═══ Listing

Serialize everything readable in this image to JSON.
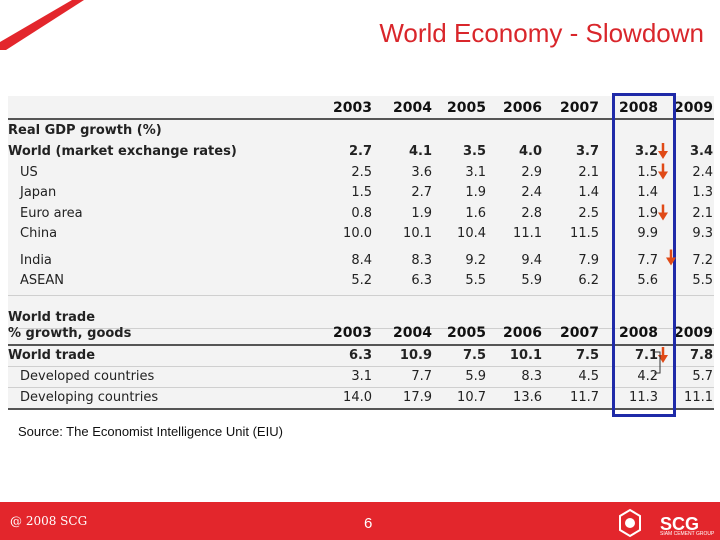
{
  "slide": {
    "title": "World Economy - Slowdown",
    "source": "Source: The Economist Intelligence Unit (EIU)",
    "copyright": "@ 2008 SCG",
    "page_number": "6",
    "logo_text": "SCG",
    "logo_subtext": "SIAM CEMENT GROUP",
    "highlight_color": "#1f2aa8",
    "accent_color": "#e3262c"
  },
  "gdp_table": {
    "years": [
      "2003",
      "2004",
      "2005",
      "2006",
      "2007",
      "2008",
      "2009"
    ],
    "section_title": "Real GDP growth (%)",
    "rows": [
      {
        "label": "World (market exchange rates)",
        "values": [
          "2.7",
          "4.1",
          "3.5",
          "4.0",
          "3.7",
          "3.2",
          "3.4"
        ],
        "bold": true,
        "indent": false,
        "arrow": true
      },
      {
        "label": "US",
        "values": [
          "2.5",
          "3.6",
          "3.1",
          "2.9",
          "2.1",
          "1.5",
          "2.4"
        ],
        "bold": false,
        "indent": true,
        "arrow": true
      },
      {
        "label": "Japan",
        "values": [
          "1.5",
          "2.7",
          "1.9",
          "2.4",
          "1.4",
          "1.4",
          "1.3"
        ],
        "bold": false,
        "indent": true,
        "arrow": false
      },
      {
        "label": "Euro area",
        "values": [
          "0.8",
          "1.9",
          "1.6",
          "2.8",
          "2.5",
          "1.9",
          "2.1"
        ],
        "bold": false,
        "indent": true,
        "arrow": true
      },
      {
        "label": "China",
        "values": [
          "10.0",
          "10.1",
          "10.4",
          "11.1",
          "11.5",
          "9.9",
          "9.3"
        ],
        "bold": false,
        "indent": true,
        "arrow": false
      },
      {
        "label": "India",
        "values": [
          "8.4",
          "8.3",
          "9.2",
          "9.4",
          "7.9",
          "7.7",
          "7.2"
        ],
        "bold": false,
        "indent": true,
        "arrow": true
      },
      {
        "label": "ASEAN",
        "values": [
          "5.2",
          "6.3",
          "5.5",
          "5.9",
          "6.2",
          "5.6",
          "5.5"
        ],
        "bold": false,
        "indent": true,
        "arrow": false
      }
    ]
  },
  "trade_table": {
    "section_title": "World trade",
    "subtitle": "% growth, goods",
    "years": [
      "2003",
      "2004",
      "2005",
      "2006",
      "2007",
      "2008",
      "2009"
    ],
    "rows": [
      {
        "label": "World trade",
        "values": [
          "6.3",
          "10.9",
          "7.5",
          "10.1",
          "7.5",
          "7.1",
          "7.8"
        ],
        "bold": true,
        "indent": false,
        "arrow": true
      },
      {
        "label": "Developed countries",
        "values": [
          "3.1",
          "7.7",
          "5.9",
          "8.3",
          "4.5",
          "4.2",
          "5.7"
        ],
        "bold": false,
        "indent": true,
        "arrow": false
      },
      {
        "label": "Developing countries",
        "values": [
          "14.0",
          "17.9",
          "10.7",
          "13.6",
          "11.7",
          "11.3",
          "11.1"
        ],
        "bold": false,
        "indent": true,
        "arrow": false
      }
    ]
  }
}
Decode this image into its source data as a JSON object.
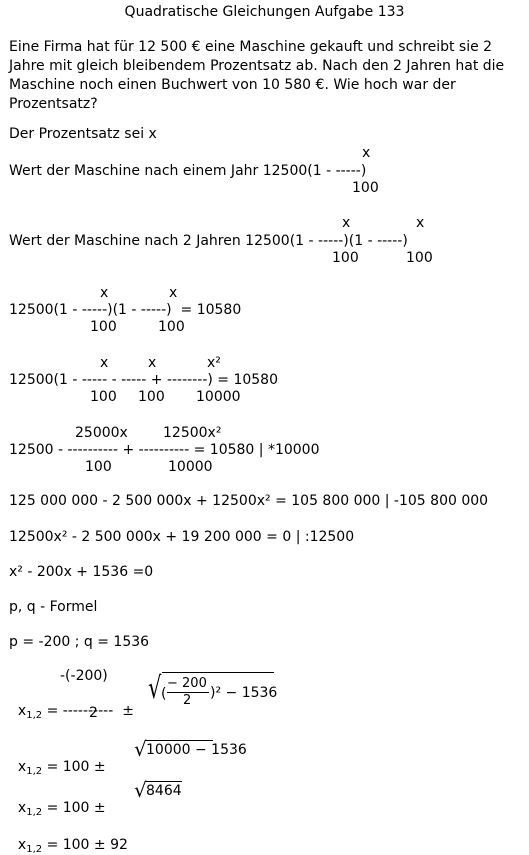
{
  "title": "Quadratische Gleichungen Aufgabe 133",
  "problem": "Eine Firma hat für 12 500 € eine Maschine gekauft und schreibt sie 2 Jahre mit gleich bleibendem Prozentsatz ab. Nach den 2 Jahren hat die Maschine noch einen Buchwert von 10 580 €. Wie hoch war der Prozentsatz?",
  "let": "Der Prozentsatz sei x",
  "line1": {
    "num": "x",
    "main": "Wert der Maschine nach einem Jahr 12500(1 - -----)",
    "den": "100"
  },
  "line2": {
    "num1": "x",
    "num2": "x",
    "main": "Wert der Maschine nach 2 Jahren 12500(1 - -----)(1 - -----)",
    "den1": "100",
    "den2": "100"
  },
  "line3": {
    "num1": "x",
    "num2": "x",
    "main": "12500(1 - -----)(1 - -----)  = 10580",
    "den1": "100",
    "den2": "100"
  },
  "line4": {
    "num1": "x",
    "num2": "x",
    "num3": "x²",
    "main": "12500(1 - ----- - ----- + --------) = 10580",
    "den1": "100",
    "den2": "100",
    "den3": "10000"
  },
  "line5": {
    "num1": "25000x",
    "num2": "12500x²",
    "main": "12500 - ---------- + ---------- = 10580 | *10000",
    "den1": "100",
    "den2": "10000"
  },
  "line6": "125 000 000 - 2 500 000x + 12500x² = 105 800 000 | -105 800 000",
  "line7": "12500x² - 2 500 000x + 19 200 000 = 0 | :12500",
  "line8": "x² - 200x + 1536 =0",
  "line9": "p, q - Formel",
  "line10": "p = -200 ; q = 1536",
  "formula": {
    "x": "x",
    "sub": "1,2",
    "eq": "=",
    "num": "-(-200)",
    "dash": "----------",
    "pm": "±",
    "den": "2",
    "sqrt_open": "(",
    "inner_num": "− 200",
    "inner_den": "2",
    "inner_tail": ")² − 1536"
  },
  "step1": {
    "x": "x",
    "sub": "1,2",
    "text": "= 100 ±",
    "radicand": "10000 − 1536"
  },
  "step2": {
    "x": "x",
    "sub": "1,2",
    "text": "= 100 ±",
    "radicand": "8464"
  },
  "step3": {
    "x": "x",
    "sub": "1,2",
    "text": "= 100 ± 92"
  }
}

══════

Stated exercise:
Retype each entry precisely. Skip images entirely.

In response:
Serialize everything readable in this image to JSON.
{
  "slide": {
    "title": "World Economy - Slowdown",
    "source": "Source: The Economist Intelligence Unit (EIU)",
    "copyright": "@ 2008 SCG",
    "page_number": "6",
    "logo_text": "SCG",
    "logo_subtext": "SIAM CEMENT GROUP",
    "highlight_color": "#1f2aa8",
    "accent_color": "#e3262c"
  },
  "gdp_table": {
    "years": [
      "2003",
      "2004",
      "2005",
      "2006",
      "2007",
      "2008",
      "2009"
    ],
    "section_title": "Real GDP growth (%)",
    "rows": [
      {
        "label": "World (market exchange rates)",
        "values": [
          "2.7",
          "4.1",
          "3.5",
          "4.0",
          "3.7",
          "3.2",
          "3.4"
        ],
        "bold": true,
        "indent": false,
        "arrow": true
      },
      {
        "label": "US",
        "values": [
          "2.5",
          "3.6",
          "3.1",
          "2.9",
          "2.1",
          "1.5",
          "2.4"
        ],
        "bold": false,
        "indent": true,
        "arrow": true
      },
      {
        "label": "Japan",
        "values": [
          "1.5",
          "2.7",
          "1.9",
          "2.4",
          "1.4",
          "1.4",
          "1.3"
        ],
        "bold": false,
        "indent": true,
        "arrow": false
      },
      {
        "label": "Euro area",
        "values": [
          "0.8",
          "1.9",
          "1.6",
          "2.8",
          "2.5",
          "1.9",
          "2.1"
        ],
        "bold": false,
        "indent": true,
        "arrow": true
      },
      {
        "label": "China",
        "values": [
          "10.0",
          "10.1",
          "10.4",
          "11.1",
          "11.5",
          "9.9",
          "9.3"
        ],
        "bold": false,
        "indent": true,
        "arrow": false
      },
      {
        "label": "India",
        "values": [
          "8.4",
          "8.3",
          "9.2",
          "9.4",
          "7.9",
          "7.7",
          "7.2"
        ],
        "bold": false,
        "indent": true,
        "arrow": true
      },
      {
        "label": "ASEAN",
        "values": [
          "5.2",
          "6.3",
          "5.5",
          "5.9",
          "6.2",
          "5.6",
          "5.5"
        ],
        "bold": false,
        "indent": true,
        "arrow": false
      }
    ]
  },
  "trade_table": {
    "section_title": "World trade",
    "subtitle": "% growth, goods",
    "years": [
      "2003",
      "2004",
      "2005",
      "2006",
      "2007",
      "2008",
      "2009"
    ],
    "rows": [
      {
        "label": "World trade",
        "values": [
          "6.3",
          "10.9",
          "7.5",
          "10.1",
          "7.5",
          "7.1",
          "7.8"
        ],
        "bold": true,
        "indent": false,
        "arrow": true
      },
      {
        "label": "Developed countries",
        "values": [
          "3.1",
          "7.7",
          "5.9",
          "8.3",
          "4.5",
          "4.2",
          "5.7"
        ],
        "bold": false,
        "indent": true,
        "arrow": false
      },
      {
        "label": "Developing countries",
        "values": [
          "14.0",
          "17.9",
          "10.7",
          "13.6",
          "11.7",
          "11.3",
          "11.1"
        ],
        "bold": false,
        "indent": true,
        "arrow": false
      }
    ]
  }
}
Decode this image into its source data as a JSON object.
{
  "title": "Quadratische Gleichungen Aufgabe 133",
  "problem": "Eine Firma hat für 12 500 € eine Maschine gekauft und schreibt sie 2 Jahre mit gleich bleibendem Prozentsatz ab. Nach den 2 Jahren hat die Maschine noch einen Buchwert von 10 580 €. Wie hoch war der Prozentsatz?",
  "let": "Der Prozentsatz sei x",
  "line1": {
    "num": "x",
    "main": "Wert der Maschine nach einem Jahr 12500(1 - -----)",
    "den": "100"
  },
  "line2": {
    "num1": "x",
    "num2": "x",
    "main": "Wert der Maschine nach 2 Jahren 12500(1 - -----)(1 - -----)",
    "den1": "100",
    "den2": "100"
  },
  "line3": {
    "num1": "x",
    "num2": "x",
    "main": "12500(1 - -----)(1 - -----)  = 10580",
    "den1": "100",
    "den2": "100"
  },
  "line4": {
    "num1": "x",
    "num2": "x",
    "num3": "x²",
    "main": "12500(1 - ----- - ----- + --------) = 10580",
    "den1": "100",
    "den2": "100",
    "den3": "10000"
  },
  "line5": {
    "num1": "25000x",
    "num2": "12500x²",
    "main": "12500 - ---------- + ---------- = 10580 | *10000",
    "den1": "100",
    "den2": "10000"
  },
  "line6": "125 000 000 - 2 500 000x + 12500x² = 105 800 000 | -105 800 000",
  "line7": "12500x² - 2 500 000x + 19 200 000 = 0 | :12500",
  "line8": "x² - 200x + 1536 =0",
  "line9": "p, q - Formel",
  "line10": "p = -200 ; q = 1536",
  "formula": {
    "x": "x",
    "sub": "1,2",
    "eq": "=",
    "num": "-(-200)",
    "dash": "----------",
    "pm": "±",
    "den": "2",
    "sqrt_open": "(",
    "inner_num": "− 200",
    "inner_den": "2",
    "inner_tail": ")² − 1536"
  },
  "step1": {
    "x": "x",
    "sub": "1,2",
    "text": "= 100 ±",
    "radicand": "10000 − 1536"
  },
  "step2": {
    "x": "x",
    "sub": "1,2",
    "text": "= 100 ±",
    "radicand": "8464"
  },
  "step3": {
    "x": "x",
    "sub": "1,2",
    "text": "= 100 ± 92"
  }
}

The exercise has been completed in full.